Work to be completed: "Local" appears in how many lines of the entries? State only the number.

Recorded data
● ● ● ● ● ● ●
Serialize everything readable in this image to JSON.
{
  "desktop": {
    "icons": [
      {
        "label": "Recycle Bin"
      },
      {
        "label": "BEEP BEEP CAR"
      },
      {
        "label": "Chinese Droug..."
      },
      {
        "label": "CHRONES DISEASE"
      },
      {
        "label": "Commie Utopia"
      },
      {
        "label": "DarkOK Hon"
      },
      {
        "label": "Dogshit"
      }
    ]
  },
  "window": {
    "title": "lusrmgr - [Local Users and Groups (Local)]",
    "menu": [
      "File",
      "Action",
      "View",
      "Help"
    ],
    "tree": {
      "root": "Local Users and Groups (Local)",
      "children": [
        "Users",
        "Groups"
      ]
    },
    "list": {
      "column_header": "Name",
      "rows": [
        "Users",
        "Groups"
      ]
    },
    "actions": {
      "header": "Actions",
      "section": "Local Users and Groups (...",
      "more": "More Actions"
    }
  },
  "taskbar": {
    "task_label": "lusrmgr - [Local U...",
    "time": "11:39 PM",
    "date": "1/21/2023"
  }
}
● ● ● ● ● ● ●
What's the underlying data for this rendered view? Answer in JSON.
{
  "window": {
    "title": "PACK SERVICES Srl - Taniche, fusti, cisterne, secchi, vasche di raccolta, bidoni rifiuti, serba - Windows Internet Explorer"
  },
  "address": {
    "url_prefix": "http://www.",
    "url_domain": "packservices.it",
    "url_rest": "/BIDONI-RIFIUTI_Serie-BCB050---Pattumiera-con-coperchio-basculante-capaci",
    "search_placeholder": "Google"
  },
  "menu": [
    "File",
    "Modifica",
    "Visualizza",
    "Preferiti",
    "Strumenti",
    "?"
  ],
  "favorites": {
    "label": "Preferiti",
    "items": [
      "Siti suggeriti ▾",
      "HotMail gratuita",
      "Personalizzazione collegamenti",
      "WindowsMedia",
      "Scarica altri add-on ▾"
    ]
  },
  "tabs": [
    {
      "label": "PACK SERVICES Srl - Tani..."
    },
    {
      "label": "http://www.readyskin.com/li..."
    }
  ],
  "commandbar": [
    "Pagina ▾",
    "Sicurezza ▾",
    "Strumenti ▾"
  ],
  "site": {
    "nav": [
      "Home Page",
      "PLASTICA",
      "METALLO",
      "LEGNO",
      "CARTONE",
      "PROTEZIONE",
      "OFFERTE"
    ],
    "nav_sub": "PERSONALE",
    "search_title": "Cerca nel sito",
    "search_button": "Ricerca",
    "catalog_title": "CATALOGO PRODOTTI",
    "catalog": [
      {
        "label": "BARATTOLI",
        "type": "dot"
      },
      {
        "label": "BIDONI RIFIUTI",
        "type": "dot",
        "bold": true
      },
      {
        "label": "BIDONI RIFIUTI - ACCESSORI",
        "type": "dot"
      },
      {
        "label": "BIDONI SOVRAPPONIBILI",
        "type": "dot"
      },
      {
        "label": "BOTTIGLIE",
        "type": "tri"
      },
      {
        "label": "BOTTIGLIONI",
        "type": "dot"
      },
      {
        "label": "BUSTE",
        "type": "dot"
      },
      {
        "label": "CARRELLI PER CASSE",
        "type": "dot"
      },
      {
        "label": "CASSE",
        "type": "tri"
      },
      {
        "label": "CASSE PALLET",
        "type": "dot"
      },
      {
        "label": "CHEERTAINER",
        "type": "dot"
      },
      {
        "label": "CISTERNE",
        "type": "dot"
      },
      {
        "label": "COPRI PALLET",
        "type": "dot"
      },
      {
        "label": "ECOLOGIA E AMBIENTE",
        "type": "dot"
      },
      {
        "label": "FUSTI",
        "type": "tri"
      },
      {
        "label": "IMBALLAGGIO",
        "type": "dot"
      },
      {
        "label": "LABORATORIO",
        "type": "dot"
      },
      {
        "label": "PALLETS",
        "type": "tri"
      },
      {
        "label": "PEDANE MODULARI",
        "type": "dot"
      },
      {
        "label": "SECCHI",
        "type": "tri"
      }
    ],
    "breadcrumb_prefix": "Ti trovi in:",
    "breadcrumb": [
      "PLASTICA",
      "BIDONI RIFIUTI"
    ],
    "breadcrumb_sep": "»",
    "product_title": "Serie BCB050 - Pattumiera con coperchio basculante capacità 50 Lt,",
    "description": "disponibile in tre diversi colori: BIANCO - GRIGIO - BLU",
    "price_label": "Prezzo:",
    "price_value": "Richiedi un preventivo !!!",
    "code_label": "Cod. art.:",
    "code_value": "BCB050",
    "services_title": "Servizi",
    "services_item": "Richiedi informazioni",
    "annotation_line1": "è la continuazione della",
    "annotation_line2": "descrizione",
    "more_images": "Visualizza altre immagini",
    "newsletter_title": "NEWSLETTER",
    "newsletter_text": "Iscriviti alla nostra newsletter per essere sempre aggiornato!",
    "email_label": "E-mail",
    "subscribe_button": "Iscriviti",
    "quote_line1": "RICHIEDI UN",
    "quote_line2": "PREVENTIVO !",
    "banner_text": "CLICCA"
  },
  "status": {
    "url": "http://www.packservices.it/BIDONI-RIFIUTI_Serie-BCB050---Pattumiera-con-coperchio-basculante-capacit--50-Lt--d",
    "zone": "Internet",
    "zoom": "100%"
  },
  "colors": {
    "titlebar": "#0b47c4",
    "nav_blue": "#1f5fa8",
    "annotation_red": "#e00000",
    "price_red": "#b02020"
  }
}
● ● ● ● ● ● ●
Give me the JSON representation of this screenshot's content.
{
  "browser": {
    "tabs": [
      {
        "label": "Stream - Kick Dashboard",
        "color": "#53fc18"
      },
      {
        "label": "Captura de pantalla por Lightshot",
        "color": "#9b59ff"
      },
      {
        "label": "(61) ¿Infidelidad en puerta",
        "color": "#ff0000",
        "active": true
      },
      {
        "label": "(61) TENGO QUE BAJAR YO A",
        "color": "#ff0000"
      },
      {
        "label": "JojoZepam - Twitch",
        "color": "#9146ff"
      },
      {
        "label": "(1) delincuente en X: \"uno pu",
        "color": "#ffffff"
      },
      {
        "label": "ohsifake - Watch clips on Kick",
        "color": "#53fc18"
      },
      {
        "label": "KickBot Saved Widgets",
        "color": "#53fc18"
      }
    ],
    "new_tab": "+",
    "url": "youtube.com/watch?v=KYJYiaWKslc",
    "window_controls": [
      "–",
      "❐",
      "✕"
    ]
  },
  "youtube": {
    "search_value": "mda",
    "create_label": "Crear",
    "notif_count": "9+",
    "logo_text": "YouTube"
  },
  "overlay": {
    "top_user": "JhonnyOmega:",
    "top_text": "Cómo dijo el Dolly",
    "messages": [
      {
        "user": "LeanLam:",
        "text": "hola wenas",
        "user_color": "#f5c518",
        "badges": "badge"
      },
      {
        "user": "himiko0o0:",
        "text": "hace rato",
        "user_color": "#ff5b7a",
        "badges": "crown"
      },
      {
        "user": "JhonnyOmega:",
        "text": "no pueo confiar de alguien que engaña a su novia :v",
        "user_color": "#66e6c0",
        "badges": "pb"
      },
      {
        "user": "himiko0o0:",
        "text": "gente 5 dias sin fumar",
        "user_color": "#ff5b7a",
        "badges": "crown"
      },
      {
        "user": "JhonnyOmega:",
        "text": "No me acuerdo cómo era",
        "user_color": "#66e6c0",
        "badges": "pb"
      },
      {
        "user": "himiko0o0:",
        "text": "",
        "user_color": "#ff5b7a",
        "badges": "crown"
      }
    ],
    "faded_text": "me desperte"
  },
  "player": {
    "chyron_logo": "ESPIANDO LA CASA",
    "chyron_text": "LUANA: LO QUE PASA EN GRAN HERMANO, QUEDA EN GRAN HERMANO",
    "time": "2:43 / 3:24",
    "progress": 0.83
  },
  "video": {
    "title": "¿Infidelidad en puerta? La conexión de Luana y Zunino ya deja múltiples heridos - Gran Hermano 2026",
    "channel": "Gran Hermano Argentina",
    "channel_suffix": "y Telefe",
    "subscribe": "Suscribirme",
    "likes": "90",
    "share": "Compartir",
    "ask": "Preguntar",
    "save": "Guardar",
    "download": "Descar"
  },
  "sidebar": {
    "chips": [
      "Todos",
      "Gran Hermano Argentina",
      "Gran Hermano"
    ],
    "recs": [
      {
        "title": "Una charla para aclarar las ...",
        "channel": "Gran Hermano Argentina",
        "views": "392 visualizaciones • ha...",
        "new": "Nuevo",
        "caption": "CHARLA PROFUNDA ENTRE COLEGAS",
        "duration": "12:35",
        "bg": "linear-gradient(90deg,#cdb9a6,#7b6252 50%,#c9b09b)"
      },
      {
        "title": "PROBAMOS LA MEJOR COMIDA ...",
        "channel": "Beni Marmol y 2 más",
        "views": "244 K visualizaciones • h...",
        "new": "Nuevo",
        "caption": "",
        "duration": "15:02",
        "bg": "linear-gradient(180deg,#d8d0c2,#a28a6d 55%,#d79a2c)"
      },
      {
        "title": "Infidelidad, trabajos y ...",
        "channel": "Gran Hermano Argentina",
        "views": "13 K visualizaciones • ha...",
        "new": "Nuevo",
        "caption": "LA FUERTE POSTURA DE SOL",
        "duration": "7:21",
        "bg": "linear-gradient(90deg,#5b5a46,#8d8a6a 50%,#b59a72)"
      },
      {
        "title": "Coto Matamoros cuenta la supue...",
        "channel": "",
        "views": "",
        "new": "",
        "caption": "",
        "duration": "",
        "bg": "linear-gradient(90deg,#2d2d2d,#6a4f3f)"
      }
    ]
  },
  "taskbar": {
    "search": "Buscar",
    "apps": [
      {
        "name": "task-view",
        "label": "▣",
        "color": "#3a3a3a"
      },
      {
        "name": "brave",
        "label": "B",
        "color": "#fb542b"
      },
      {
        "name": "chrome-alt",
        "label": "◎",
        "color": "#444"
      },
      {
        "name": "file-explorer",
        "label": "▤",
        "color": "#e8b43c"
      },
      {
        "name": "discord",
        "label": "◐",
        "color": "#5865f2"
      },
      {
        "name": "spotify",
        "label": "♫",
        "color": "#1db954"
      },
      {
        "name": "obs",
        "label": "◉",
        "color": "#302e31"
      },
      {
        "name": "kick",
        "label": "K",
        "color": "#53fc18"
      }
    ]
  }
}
● ● ● ● ● ● ●
Exercise output: 4